## Work required
How many lines of these entries hold the string "type"? Answer with the number alone.

-- start --

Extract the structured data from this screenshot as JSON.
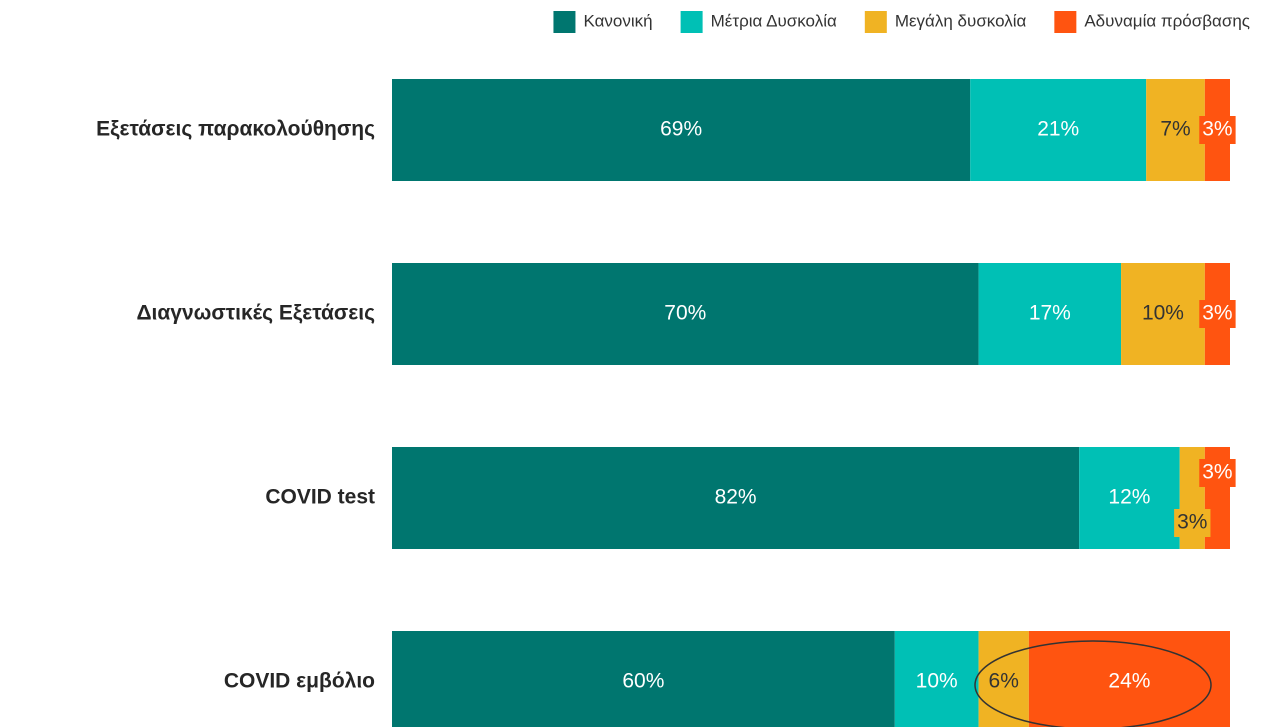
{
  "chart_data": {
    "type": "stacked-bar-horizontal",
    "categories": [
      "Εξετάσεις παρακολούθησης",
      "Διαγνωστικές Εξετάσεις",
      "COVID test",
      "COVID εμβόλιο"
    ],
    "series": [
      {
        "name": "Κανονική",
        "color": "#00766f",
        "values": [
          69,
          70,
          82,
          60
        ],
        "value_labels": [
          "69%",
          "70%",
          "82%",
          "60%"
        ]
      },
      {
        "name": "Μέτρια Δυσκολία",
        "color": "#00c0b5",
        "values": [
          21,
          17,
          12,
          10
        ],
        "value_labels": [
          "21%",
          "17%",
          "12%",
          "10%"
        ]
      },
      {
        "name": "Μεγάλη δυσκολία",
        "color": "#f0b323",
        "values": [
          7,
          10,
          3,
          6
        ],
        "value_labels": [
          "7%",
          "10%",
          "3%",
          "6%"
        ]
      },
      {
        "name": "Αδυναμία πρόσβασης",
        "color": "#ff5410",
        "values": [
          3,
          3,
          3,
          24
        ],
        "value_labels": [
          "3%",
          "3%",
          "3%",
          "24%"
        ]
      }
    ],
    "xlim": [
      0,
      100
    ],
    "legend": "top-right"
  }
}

-- end --
-- start --

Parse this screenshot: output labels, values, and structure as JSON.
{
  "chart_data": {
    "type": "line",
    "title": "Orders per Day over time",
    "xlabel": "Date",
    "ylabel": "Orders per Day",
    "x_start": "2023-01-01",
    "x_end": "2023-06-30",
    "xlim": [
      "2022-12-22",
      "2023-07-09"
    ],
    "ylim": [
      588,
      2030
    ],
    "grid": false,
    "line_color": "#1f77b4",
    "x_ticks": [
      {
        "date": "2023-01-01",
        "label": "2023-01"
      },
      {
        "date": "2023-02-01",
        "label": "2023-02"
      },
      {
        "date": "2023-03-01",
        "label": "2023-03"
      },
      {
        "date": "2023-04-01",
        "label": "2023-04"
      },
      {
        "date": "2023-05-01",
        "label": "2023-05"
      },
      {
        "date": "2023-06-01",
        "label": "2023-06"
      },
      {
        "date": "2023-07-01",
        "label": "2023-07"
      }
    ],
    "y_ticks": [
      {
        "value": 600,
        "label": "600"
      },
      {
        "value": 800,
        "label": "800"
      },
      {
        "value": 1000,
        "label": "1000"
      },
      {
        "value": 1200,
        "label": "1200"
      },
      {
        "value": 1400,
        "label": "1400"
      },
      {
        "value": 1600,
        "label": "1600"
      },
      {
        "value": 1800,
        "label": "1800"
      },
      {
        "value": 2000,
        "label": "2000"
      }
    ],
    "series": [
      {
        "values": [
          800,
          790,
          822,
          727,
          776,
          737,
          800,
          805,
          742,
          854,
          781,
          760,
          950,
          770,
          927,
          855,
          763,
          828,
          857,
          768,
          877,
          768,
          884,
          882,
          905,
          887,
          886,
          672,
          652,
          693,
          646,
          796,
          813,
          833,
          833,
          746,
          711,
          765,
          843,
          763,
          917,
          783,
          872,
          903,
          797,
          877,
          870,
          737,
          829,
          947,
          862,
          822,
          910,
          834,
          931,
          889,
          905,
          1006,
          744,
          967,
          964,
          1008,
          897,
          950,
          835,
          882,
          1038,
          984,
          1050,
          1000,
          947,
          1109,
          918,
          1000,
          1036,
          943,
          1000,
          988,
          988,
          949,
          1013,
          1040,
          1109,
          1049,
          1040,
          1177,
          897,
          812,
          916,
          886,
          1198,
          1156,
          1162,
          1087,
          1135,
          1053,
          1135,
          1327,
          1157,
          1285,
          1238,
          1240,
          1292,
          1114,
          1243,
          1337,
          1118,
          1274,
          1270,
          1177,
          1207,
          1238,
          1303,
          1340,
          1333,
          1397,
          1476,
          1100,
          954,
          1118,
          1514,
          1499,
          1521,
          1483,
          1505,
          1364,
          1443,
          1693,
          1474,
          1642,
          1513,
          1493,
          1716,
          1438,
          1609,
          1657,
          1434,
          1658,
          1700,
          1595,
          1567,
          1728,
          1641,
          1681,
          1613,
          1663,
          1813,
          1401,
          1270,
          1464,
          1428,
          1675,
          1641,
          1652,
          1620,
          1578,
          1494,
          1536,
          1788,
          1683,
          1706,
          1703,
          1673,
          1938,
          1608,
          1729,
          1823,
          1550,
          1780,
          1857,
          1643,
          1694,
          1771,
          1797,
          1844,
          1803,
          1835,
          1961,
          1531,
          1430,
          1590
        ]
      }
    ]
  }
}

-- end --
-- start --

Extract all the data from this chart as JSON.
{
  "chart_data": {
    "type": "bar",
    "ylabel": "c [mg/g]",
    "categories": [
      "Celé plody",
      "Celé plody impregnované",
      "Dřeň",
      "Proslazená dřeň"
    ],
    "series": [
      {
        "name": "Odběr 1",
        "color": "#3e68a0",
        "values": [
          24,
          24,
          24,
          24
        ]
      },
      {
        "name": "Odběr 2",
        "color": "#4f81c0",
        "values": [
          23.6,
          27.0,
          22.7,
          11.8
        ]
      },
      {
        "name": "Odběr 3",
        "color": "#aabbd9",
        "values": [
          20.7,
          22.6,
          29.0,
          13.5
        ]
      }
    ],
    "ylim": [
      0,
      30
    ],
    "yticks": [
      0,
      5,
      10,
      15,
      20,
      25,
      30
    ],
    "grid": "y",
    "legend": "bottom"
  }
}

-- end --

## Answer to this problem
3